What is needed »
Carry none of the pictures over; set down the material below exactly.

BEGIN Extracted data

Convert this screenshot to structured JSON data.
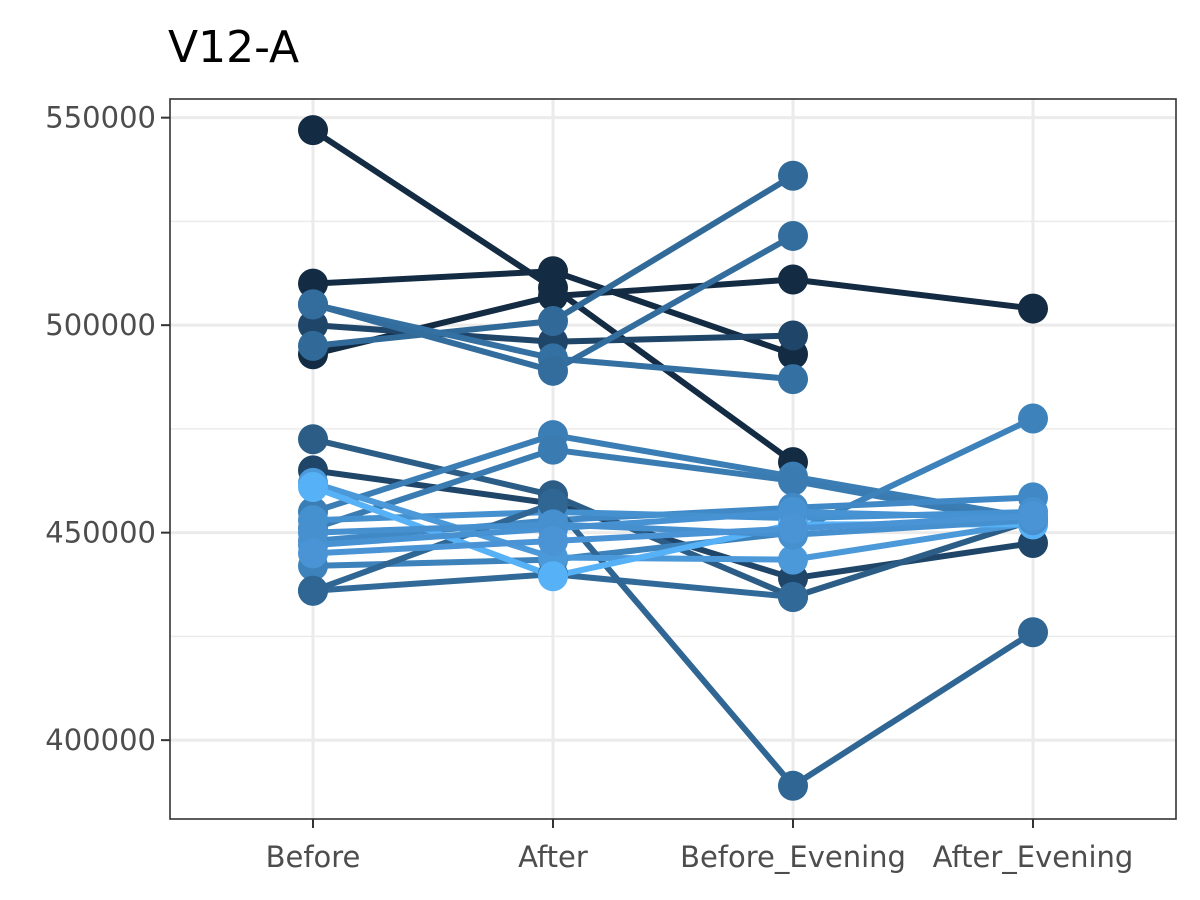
{
  "chart_data": {
    "type": "line",
    "title": "V12-A",
    "xlabel": "",
    "ylabel": "",
    "categories": [
      "Before",
      "After",
      "Before_Evening",
      "After_Evening"
    ],
    "ylim": [
      381000,
      554500
    ],
    "yticks": [
      400000,
      450000,
      500000,
      550000
    ],
    "ytick_labels": [
      "400000",
      "450000",
      "500000",
      "550000"
    ],
    "grid": true,
    "legend": "none",
    "series": [
      {
        "values": [
          547000,
          509000,
          467000,
          null
        ],
        "color": "#132b43"
      },
      {
        "values": [
          510000,
          513000,
          493000,
          null
        ],
        "color": "#132b43"
      },
      {
        "values": [
          493000,
          507000,
          511000,
          504000
        ],
        "color": "#132b43"
      },
      {
        "values": [
          500000,
          496000,
          497500,
          null
        ],
        "color": "#1f4568"
      },
      {
        "values": [
          495000,
          501000,
          536000,
          null
        ],
        "color": "#316a99"
      },
      {
        "values": [
          505000,
          492000,
          487000,
          null
        ],
        "color": "#3470a1"
      },
      {
        "values": [
          505000,
          489000,
          521500,
          null
        ],
        "color": "#336d9d"
      },
      {
        "values": [
          465000,
          457000,
          439000,
          447500
        ],
        "color": "#1f4568"
      },
      {
        "values": [
          472500,
          459000,
          434500,
          453000
        ],
        "color": "#2b5d87"
      },
      {
        "values": [
          455000,
          473500,
          463500,
          453500
        ],
        "color": "#3b7eb5"
      },
      {
        "values": [
          451000,
          470000,
          462500,
          452000
        ],
        "color": "#3a7cb2"
      },
      {
        "values": [
          442000,
          443500,
          450000,
          477500
        ],
        "color": "#3d82bb"
      },
      {
        "values": [
          448000,
          453000,
          456000,
          458500
        ],
        "color": "#4189c6"
      },
      {
        "values": [
          453000,
          455000,
          453500,
          455000
        ],
        "color": "#4590cf"
      },
      {
        "values": [
          436000,
          440000,
          434500,
          null
        ],
        "color": "#316a99"
      },
      {
        "values": [
          436000,
          457000,
          389000,
          426000
        ],
        "color": "#2f6694"
      },
      {
        "values": [
          462000,
          444000,
          443500,
          452500
        ],
        "color": "#4c99da"
      },
      {
        "values": [
          461000,
          439500,
          452000,
          452000
        ],
        "color": "#56b1f7"
      },
      {
        "values": [
          447000,
          451000,
          455000,
          453500
        ],
        "color": "#4792d2"
      },
      {
        "values": [
          450000,
          452000,
          449500,
          453000
        ],
        "color": "#4690d0"
      },
      {
        "values": [
          445000,
          448000,
          451000,
          454000
        ],
        "color": "#4a94d6"
      }
    ]
  }
}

END Extracted data

Result of this exercise »
Convert this screenshot to structured JSON data.
{
  "chart_data": {
    "type": "line",
    "title": "V12-A",
    "xlabel": "",
    "ylabel": "",
    "categories": [
      "Before",
      "After",
      "Before_Evening",
      "After_Evening"
    ],
    "ylim": [
      381000,
      554500
    ],
    "yticks": [
      400000,
      450000,
      500000,
      550000
    ],
    "ytick_labels": [
      "400000",
      "450000",
      "500000",
      "550000"
    ],
    "grid": true,
    "legend": "none",
    "series": [
      {
        "values": [
          547000,
          509000,
          467000,
          null
        ],
        "color": "#132b43"
      },
      {
        "values": [
          510000,
          513000,
          493000,
          null
        ],
        "color": "#132b43"
      },
      {
        "values": [
          493000,
          507000,
          511000,
          504000
        ],
        "color": "#132b43"
      },
      {
        "values": [
          500000,
          496000,
          497500,
          null
        ],
        "color": "#1f4568"
      },
      {
        "values": [
          495000,
          501000,
          536000,
          null
        ],
        "color": "#316a99"
      },
      {
        "values": [
          505000,
          492000,
          487000,
          null
        ],
        "color": "#3470a1"
      },
      {
        "values": [
          505000,
          489000,
          521500,
          null
        ],
        "color": "#336d9d"
      },
      {
        "values": [
          465000,
          457000,
          439000,
          447500
        ],
        "color": "#1f4568"
      },
      {
        "values": [
          472500,
          459000,
          434500,
          453000
        ],
        "color": "#2b5d87"
      },
      {
        "values": [
          455000,
          473500,
          463500,
          453500
        ],
        "color": "#3b7eb5"
      },
      {
        "values": [
          451000,
          470000,
          462500,
          452000
        ],
        "color": "#3a7cb2"
      },
      {
        "values": [
          442000,
          443500,
          450000,
          477500
        ],
        "color": "#3d82bb"
      },
      {
        "values": [
          448000,
          453000,
          456000,
          458500
        ],
        "color": "#4189c6"
      },
      {
        "values": [
          453000,
          455000,
          453500,
          455000
        ],
        "color": "#4590cf"
      },
      {
        "values": [
          436000,
          440000,
          434500,
          null
        ],
        "color": "#316a99"
      },
      {
        "values": [
          436000,
          457000,
          389000,
          426000
        ],
        "color": "#2f6694"
      },
      {
        "values": [
          462000,
          444000,
          443500,
          452500
        ],
        "color": "#4c99da"
      },
      {
        "values": [
          461000,
          439500,
          452000,
          452000
        ],
        "color": "#56b1f7"
      },
      {
        "values": [
          447000,
          451000,
          455000,
          453500
        ],
        "color": "#4792d2"
      },
      {
        "values": [
          450000,
          452000,
          449500,
          453000
        ],
        "color": "#4690d0"
      },
      {
        "values": [
          445000,
          448000,
          451000,
          454000
        ],
        "color": "#4a94d6"
      }
    ]
  }
}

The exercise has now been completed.